Collected data entries
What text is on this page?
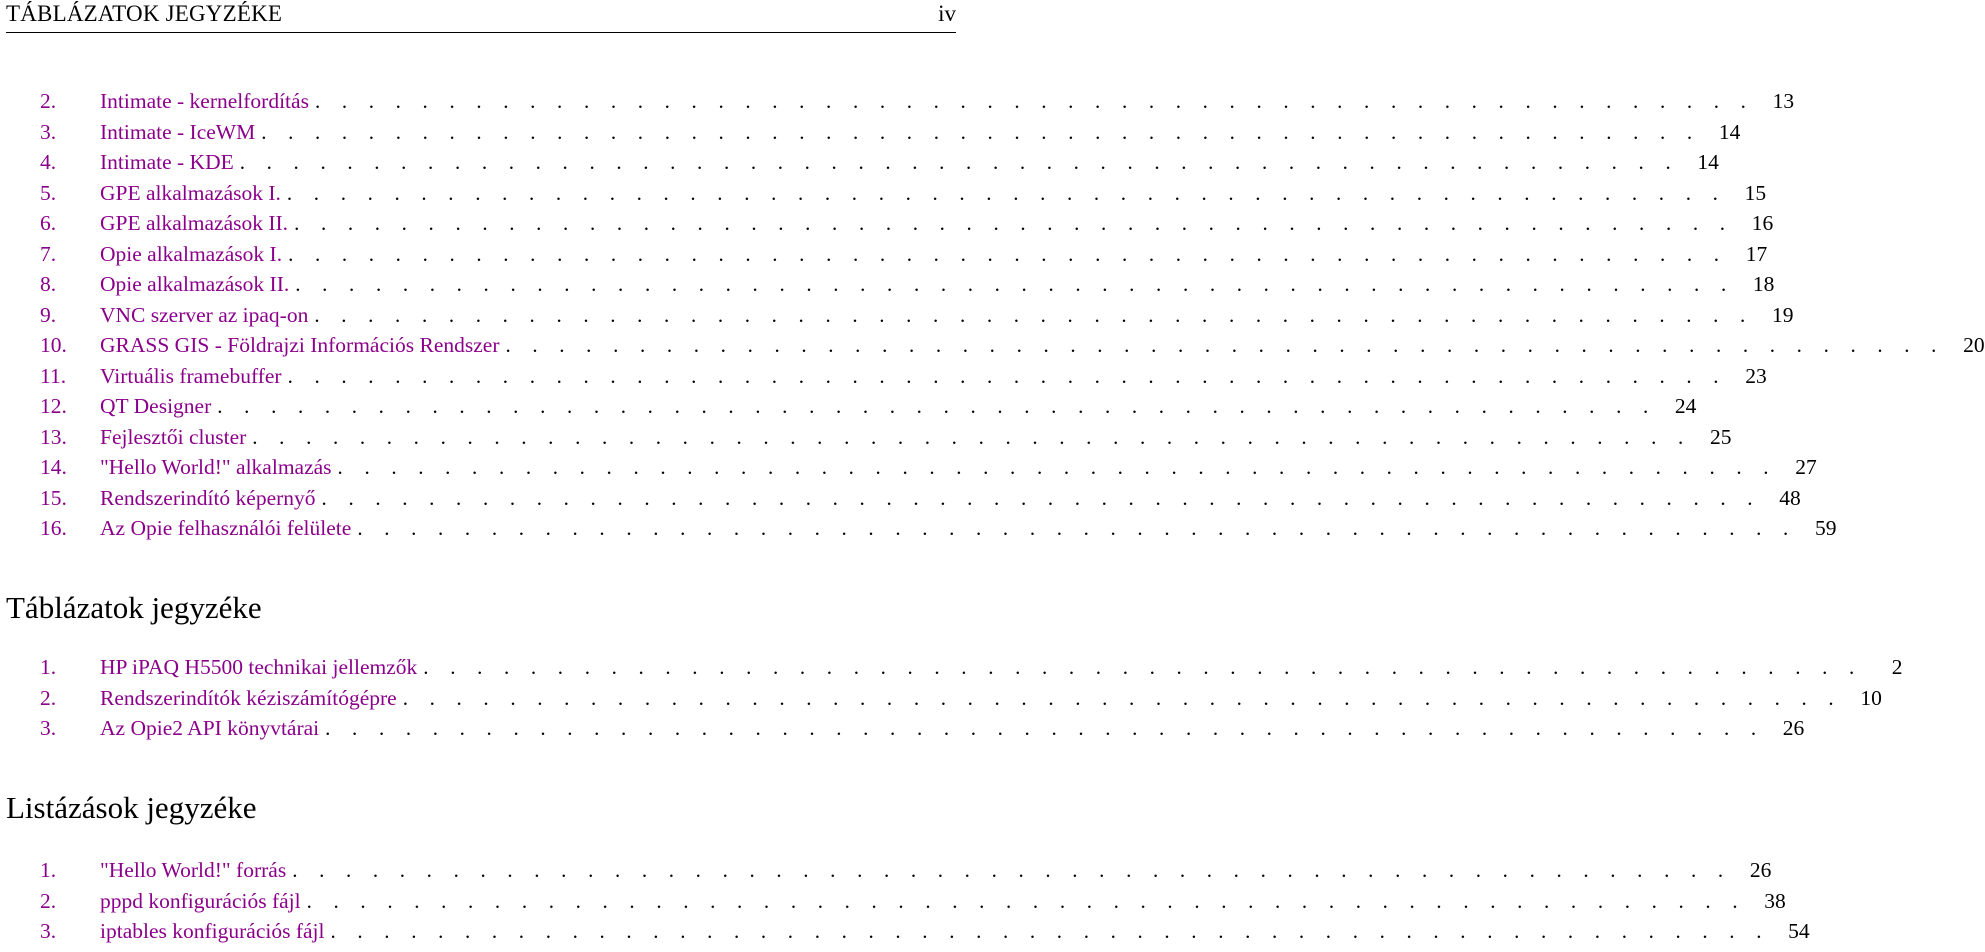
TÁBLÁZATOK JEGYZÉKE	iv
2.	Intimate - kernelfordítás . . . . . . . . . . . . . . . . . . . . . . . . . . . . . . . . . . . . . . . . . . . . . . . . . . . . . . 13
3.	Intimate - IceWM . . . . . . . . . . . . . . . . . . . . . . . . . . . . . . . . . . . . . . . . . . . . . . . . . . . . . . 14
4.	Intimate - KDE . . . . . . . . . . . . . . . . . . . . . . . . . . . . . . . . . . . . . . . . . . . . . . . . . . . . . . 14
5.	GPE alkalmazások I. . . . . . . . . . . . . . . . . . . . . . . . . . . . . . . . . . . . . . . . . . . . . . . . . . . . . . . 15
6.	GPE alkalmazások II. . . . . . . . . . . . . . . . . . . . . . . . . . . . . . . . . . . . . . . . . . . . . . . . . . . . . . . 16
7.	Opie alkalmazások I. . . . . . . . . . . . . . . . . . . . . . . . . . . . . . . . . . . . . . . . . . . . . . . . . . . . . . . 17
8.	Opie alkalmazások II. . . . . . . . . . . . . . . . . . . . . . . . . . . . . . . . . . . . . . . . . . . . . . . . . . . . . . . 18
9.	VNC szerver az ipaq-on . . . . . . . . . . . . . . . . . . . . . . . . . . . . . . . . . . . . . . . . . . . . . . . . . . . . . . 19
10.	GRASS GIS - Földrajzi Információs Rendszer . . . . . . . . . . . . . . . . . . . . . . . . . . . . . . . . . . . . . . . . . . . . . . . . . . . . . . 20
11.	Virtuális framebuffer . . . . . . . . . . . . . . . . . . . . . . . . . . . . . . . . . . . . . . . . . . . . . . . . . . . . . . 23
12.	QT Designer . . . . . . . . . . . . . . . . . . . . . . . . . . . . . . . . . . . . . . . . . . . . . . . . . . . . . . 24
13.	Fejlesztői cluster . . . . . . . . . . . . . . . . . . . . . . . . . . . . . . . . . . . . . . . . . . . . . . . . . . . . . . 25
14.	"Hello World!" alkalmazás . . . . . . . . . . . . . . . . . . . . . . . . . . . . . . . . . . . . . . . . . . . . . . . . . . . . . . 27
15.	Rendszerindító képernyő . . . . . . . . . . . . . . . . . . . . . . . . . . . . . . . . . . . . . . . . . . . . . . . . . . . . . . 48
16.	Az Opie felhasználói felülete . . . . . . . . . . . . . . . . . . . . . . . . . . . . . . . . . . . . . . . . . . . . . . . . . . . . . . 59
Táblázatok jegyzéke
1.	HP iPAQ H5500 technikai jellemzők . . . . . . . . . . . . . . . . . . . . . . . . . . . . . . . . . . . . . . . . . . . . . . . . . . . . . .	2
2.	Rendszerindítók kéziszámítógépre . . . . . . . . . . . . . . . . . . . . . . . . . . . . . . . . . . . . . . . . . . . . . . . . . . . . . . 10
3.	Az Opie2 API könyvtárai . . . . . . . . . . . . . . . . . . . . . . . . . . . . . . . . . . . . . . . . . . . . . . . . . . . . . . 26
Listázások jegyzéke
1.	"Hello World!" forrás . . . . . . . . . . . . . . . . . . . . . . . . . . . . . . . . . . . . . . . . . . . . . . . . . . . . . . 26
2.	pppd konfigurációs fájl . . . . . . . . . . . . . . . . . . . . . . . . . . . . . . . . . . . . . . . . . . . . . . . . . . . . . . 38
3.	iptables konfigurációs fájl . . . . . . . . . . . . . . . . . . . . . . . . . . . . . . . . . . . . . . . . . . . . . . . . . . . . . . 54
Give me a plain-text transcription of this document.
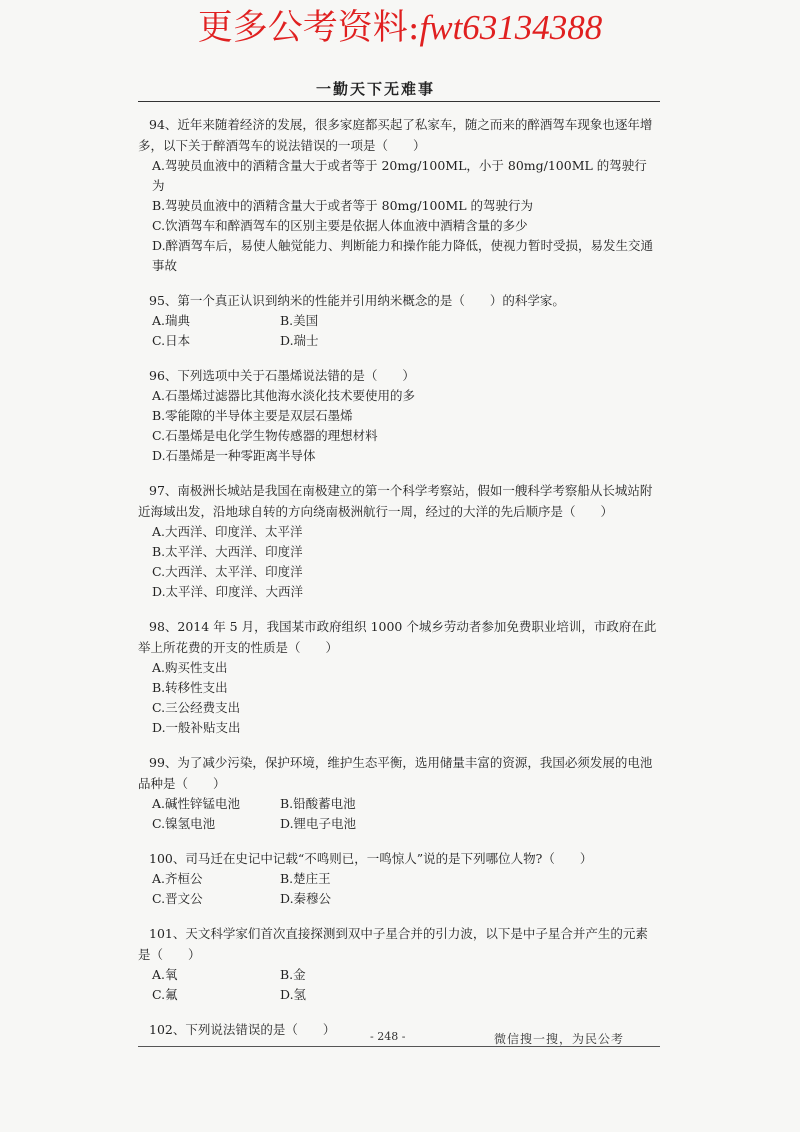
更多公考资料:fwt63134388
一勤天下无难事
94、近年来随着经济的发展，很多家庭都买起了私家车，随之而来的醉酒驾车现象也逐年增多，以下关于醉酒驾车的说法错误的一项是（　　）
A.驾驶员血液中的酒精含量大于或者等于 20mg/100ML，小于 80mg/100ML 的驾驶行为
B.驾驶员血液中的酒精含量大于或者等于 80mg/100ML 的驾驶行为
C.饮酒驾车和醉酒驾车的区别主要是依据人体血液中酒精含量的多少
D.醉酒驾车后，易使人触觉能力、判断能力和操作能力降低，使视力暂时受损，易发生交通事故
95、第一个真正认识到纳米的性能并引用纳米概念的是（　　）的科学家。
A.瑞典	B.美国
C.日本	D.瑞士
96、下列选项中关于石墨烯说法错的是（　　）
A.石墨烯过滤器比其他海水淡化技术要使用的多
B.零能隙的半导体主要是双层石墨烯
C.石墨烯是电化学生物传感器的理想材料
D.石墨烯是一种零距离半导体
97、南极洲长城站是我国在南极建立的第一个科学考察站，假如一艘科学考察船从长城站附近海域出发，沿地球自转的方向绕南极洲航行一周，经过的大洋的先后顺序是（　　）
A.大西洋、印度洋、太平洋
B.太平洋、大西洋、印度洋
C.大西洋、太平洋、印度洋
D.太平洋、印度洋、大西洋
98、2014 年 5 月，我国某市政府组织 1000 个城乡劳动者参加免费职业培训，市政府在此举上所花费的开支的性质是（　　）
A.购买性支出
B.转移性支出
C.三公经费支出
D.一般补贴支出
99、为了减少污染，保护环境，维护生态平衡，选用储量丰富的资源，我国必须发展的电池品种是（　　）
A.碱性锌锰电池	B.铅酸蓄电池
C.镍氢电池	D.锂电子电池
100、司马迁在史记中记载“不鸣则已，一鸣惊人”说的是下列哪位人物?（　　）
A.齐桓公	B.楚庄王
C.晋文公	D.秦穆公
101、天文科学家们首次直接探测到双中子星合并的引力波，以下是中子星合并产生的元素是（　　）
A.氧	B.金
C.氟	D.氢
102、下列说法错误的是（　　）	- 248 -	微信搜一搜，为民公考
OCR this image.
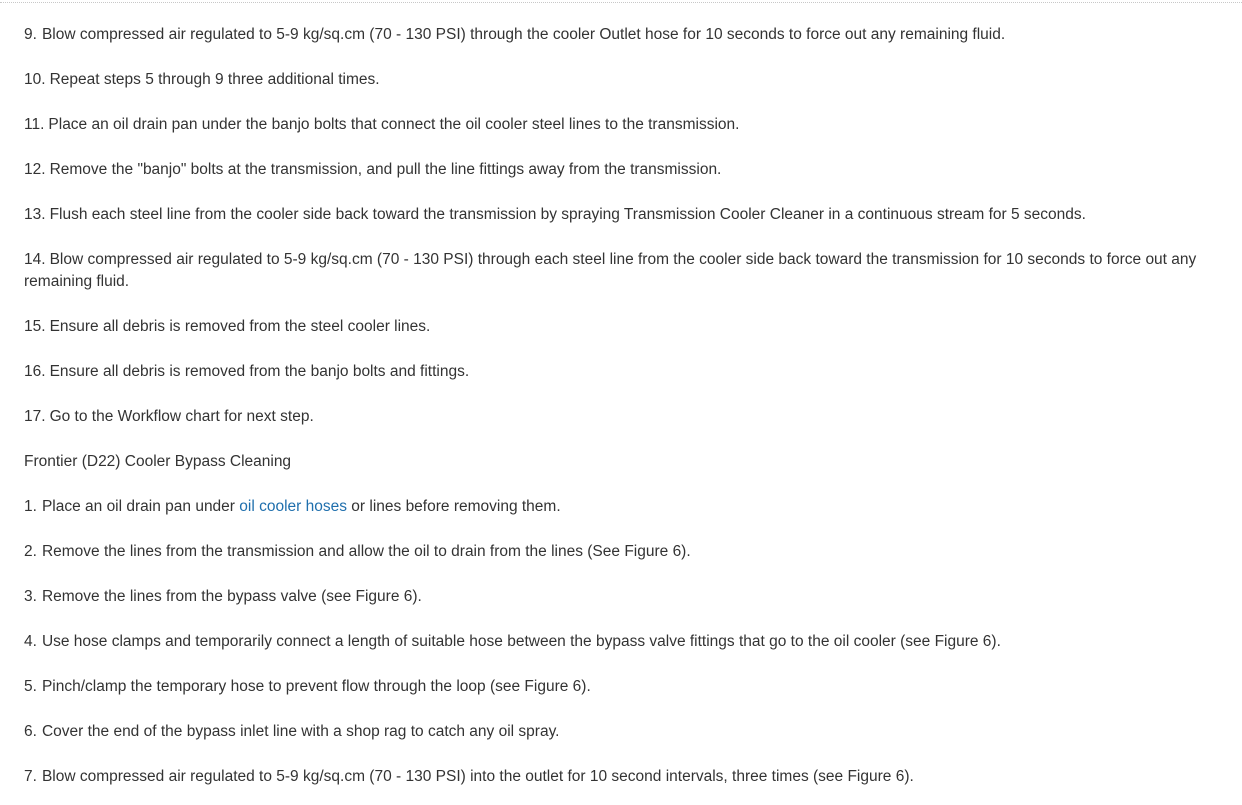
9. Blow compressed air regulated to 5-9 kg/sq.cm (70 - 130 PSI) through the cooler Outlet hose for 10 seconds to force out any remaining fluid.

10. Repeat steps 5 through 9 three additional times.

11. Place an oil drain pan under the banjo bolts that connect the oil cooler steel lines to the transmission.

12. Remove the "banjo" bolts at the transmission, and pull the line fittings away from the transmission.

13. Flush each steel line from the cooler side back toward the transmission by spraying Transmission Cooler Cleaner in a continuous stream for 5 seconds.

14. Blow compressed air regulated to 5-9 kg/sq.cm (70 - 130 PSI) through each steel line from the cooler side back toward the transmission for 10 seconds to force out any remaining fluid.

15. Ensure all debris is removed from the steel cooler lines.

16. Ensure all debris is removed from the banjo bolts and fittings.

17. Go to the Workflow chart for next step.

Frontier (D22) Cooler Bypass Cleaning

1. Place an oil drain pan under oil cooler hoses or lines before removing them.

2. Remove the lines from the transmission and allow the oil to drain from the lines (See Figure 6).

3. Remove the lines from the bypass valve (see Figure 6).

4. Use hose clamps and temporarily connect a length of suitable hose between the bypass valve fittings that go to the oil cooler (see Figure 6).

5. Pinch/clamp the temporary hose to prevent flow through the loop (see Figure 6).

6. Cover the end of the bypass inlet line with a shop rag to catch any oil spray.

7. Blow compressed air regulated to 5-9 kg/sq.cm (70 - 130 PSI) into the outlet for 10 second intervals, three times (see Figure 6).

Problem requirements
Quote every line of the records above exactly; no picture is to be copied.

Written answer
What text is on this page?
TÁBLÁZATOK JEGYZÉKE	iv
2.	Intimate - kernelfordítás . . . . . . . . . . . . . . . . . . . . . . . . . . . . . . . . . . . . . . . . . . . . . . . . . . . . . . 13
3.	Intimate - IceWM . . . . . . . . . . . . . . . . . . . . . . . . . . . . . . . . . . . . . . . . . . . . . . . . . . . . . . 14
4.	Intimate - KDE . . . . . . . . . . . . . . . . . . . . . . . . . . . . . . . . . . . . . . . . . . . . . . . . . . . . . . 14
5.	GPE alkalmazások I. . . . . . . . . . . . . . . . . . . . . . . . . . . . . . . . . . . . . . . . . . . . . . . . . . . . . . . 15
6.	GPE alkalmazások II. . . . . . . . . . . . . . . . . . . . . . . . . . . . . . . . . . . . . . . . . . . . . . . . . . . . . . . 16
7.	Opie alkalmazások I. . . . . . . . . . . . . . . . . . . . . . . . . . . . . . . . . . . . . . . . . . . . . . . . . . . . . . . 17
8.	Opie alkalmazások II. . . . . . . . . . . . . . . . . . . . . . . . . . . . . . . . . . . . . . . . . . . . . . . . . . . . . . . 18
9.	VNC szerver az ipaq-on . . . . . . . . . . . . . . . . . . . . . . . . . . . . . . . . . . . . . . . . . . . . . . . . . . . . . . 19
10.	GRASS GIS - Földrajzi Információs Rendszer . . . . . . . . . . . . . . . . . . . . . . . . . . . . . . . . . . . . . . . . . . . . . . . . . . . . . . 20
11.	Virtuális framebuffer . . . . . . . . . . . . . . . . . . . . . . . . . . . . . . . . . . . . . . . . . . . . . . . . . . . . . . 23
12.	QT Designer . . . . . . . . . . . . . . . . . . . . . . . . . . . . . . . . . . . . . . . . . . . . . . . . . . . . . . 24
13.	Fejlesztői cluster . . . . . . . . . . . . . . . . . . . . . . . . . . . . . . . . . . . . . . . . . . . . . . . . . . . . . . 25
14.	"Hello World!" alkalmazás . . . . . . . . . . . . . . . . . . . . . . . . . . . . . . . . . . . . . . . . . . . . . . . . . . . . . . 27
15.	Rendszerindító képernyő . . . . . . . . . . . . . . . . . . . . . . . . . . . . . . . . . . . . . . . . . . . . . . . . . . . . . . 48
16.	Az Opie felhasználói felülete . . . . . . . . . . . . . . . . . . . . . . . . . . . . . . . . . . . . . . . . . . . . . . . . . . . . . . 59
Táblázatok jegyzéke
1.	HP iPAQ H5500 technikai jellemzők . . . . . . . . . . . . . . . . . . . . . . . . . . . . . . . . . . . . . . . . . . . . . . . . . . . . . .	2
2.	Rendszerindítók kéziszámítógépre . . . . . . . . . . . . . . . . . . . . . . . . . . . . . . . . . . . . . . . . . . . . . . . . . . . . . . 10
3.	Az Opie2 API könyvtárai . . . . . . . . . . . . . . . . . . . . . . . . . . . . . . . . . . . . . . . . . . . . . . . . . . . . . . 26
Listázások jegyzéke
1.	"Hello World!" forrás . . . . . . . . . . . . . . . . . . . . . . . . . . . . . . . . . . . . . . . . . . . . . . . . . . . . . . 26
2.	pppd konfigurációs fájl . . . . . . . . . . . . . . . . . . . . . . . . . . . . . . . . . . . . . . . . . . . . . . . . . . . . . . 38
3.	iptables konfigurációs fájl . . . . . . . . . . . . . . . . . . . . . . . . . . . . . . . . . . . . . . . . . . . . . . . . . . . . . . 54
Give me a plain-text transcription of this document.
更多公考资料:fwt63134388
一勤天下无难事
94、近年来随着经济的发展，很多家庭都买起了私家车，随之而来的醉酒驾车现象也逐年增多，以下关于醉酒驾车的说法错误的一项是（　　）
A.驾驶员血液中的酒精含量大于或者等于 20mg/100ML，小于 80mg/100ML 的驾驶行为
B.驾驶员血液中的酒精含量大于或者等于 80mg/100ML 的驾驶行为
C.饮酒驾车和醉酒驾车的区别主要是依据人体血液中酒精含量的多少
D.醉酒驾车后，易使人触觉能力、判断能力和操作能力降低，使视力暂时受损，易发生交通事故
95、第一个真正认识到纳米的性能并引用纳米概念的是（　　）的科学家。
A.瑞典	B.美国
C.日本	D.瑞士
96、下列选项中关于石墨烯说法错的是（　　）
A.石墨烯过滤器比其他海水淡化技术要使用的多
B.零能隙的半导体主要是双层石墨烯
C.石墨烯是电化学生物传感器的理想材料
D.石墨烯是一种零距离半导体
97、南极洲长城站是我国在南极建立的第一个科学考察站，假如一艘科学考察船从长城站附近海域出发，沿地球自转的方向绕南极洲航行一周，经过的大洋的先后顺序是（　　）
A.大西洋、印度洋、太平洋
B.太平洋、大西洋、印度洋
C.大西洋、太平洋、印度洋
D.太平洋、印度洋、大西洋
98、2014 年 5 月，我国某市政府组织 1000 个城乡劳动者参加免费职业培训，市政府在此举上所花费的开支的性质是（　　）
A.购买性支出
B.转移性支出
C.三公经费支出
D.一般补贴支出
99、为了减少污染，保护环境，维护生态平衡，选用储量丰富的资源，我国必须发展的电池品种是（　　）
A.碱性锌锰电池	B.铅酸蓄电池
C.镍氢电池	D.锂电子电池
100、司马迁在史记中记载“不鸣则已，一鸣惊人”说的是下列哪位人物?（　　）
A.齐桓公	B.楚庄王
C.晋文公	D.秦穆公
101、天文科学家们首次直接探测到双中子星合并的引力波，以下是中子星合并产生的元素是（　　）
A.氧	B.金
C.氟	D.氢
102、下列说法错误的是（　　）	- 248 -	微信搜一搜，为民公考
OCR this image.
9. Blow compressed air regulated to 5-9 kg/sq.cm (70 - 130 PSI) through the cooler Outlet hose for 10 seconds to force out any remaining fluid.

10. Repeat steps 5 through 9 three additional times.

11. Place an oil drain pan under the banjo bolts that connect the oil cooler steel lines to the transmission.

12. Remove the "banjo" bolts at the transmission, and pull the line fittings away from the transmission.

13. Flush each steel line from the cooler side back toward the transmission by spraying Transmission Cooler Cleaner in a continuous stream for 5 seconds.

14. Blow compressed air regulated to 5-9 kg/sq.cm (70 - 130 PSI) through each steel line from the cooler side back toward the transmission for 10 seconds to force out any remaining fluid.

15. Ensure all debris is removed from the steel cooler lines.

16. Ensure all debris is removed from the banjo bolts and fittings.

17. Go to the Workflow chart for next step.

Frontier (D22) Cooler Bypass Cleaning

1. Place an oil drain pan under oil cooler hoses or lines before removing them.

2. Remove the lines from the transmission and allow the oil to drain from the lines (See Figure 6).

3. Remove the lines from the bypass valve (see Figure 6).

4. Use hose clamps and temporarily connect a length of suitable hose between the bypass valve fittings that go to the oil cooler (see Figure 6).

5. Pinch/clamp the temporary hose to prevent flow through the loop (see Figure 6).

6. Cover the end of the bypass inlet line with a shop rag to catch any oil spray.

7. Blow compressed air regulated to 5-9 kg/sq.cm (70 - 130 PSI) into the outlet for 10 second intervals, three times (see Figure 6).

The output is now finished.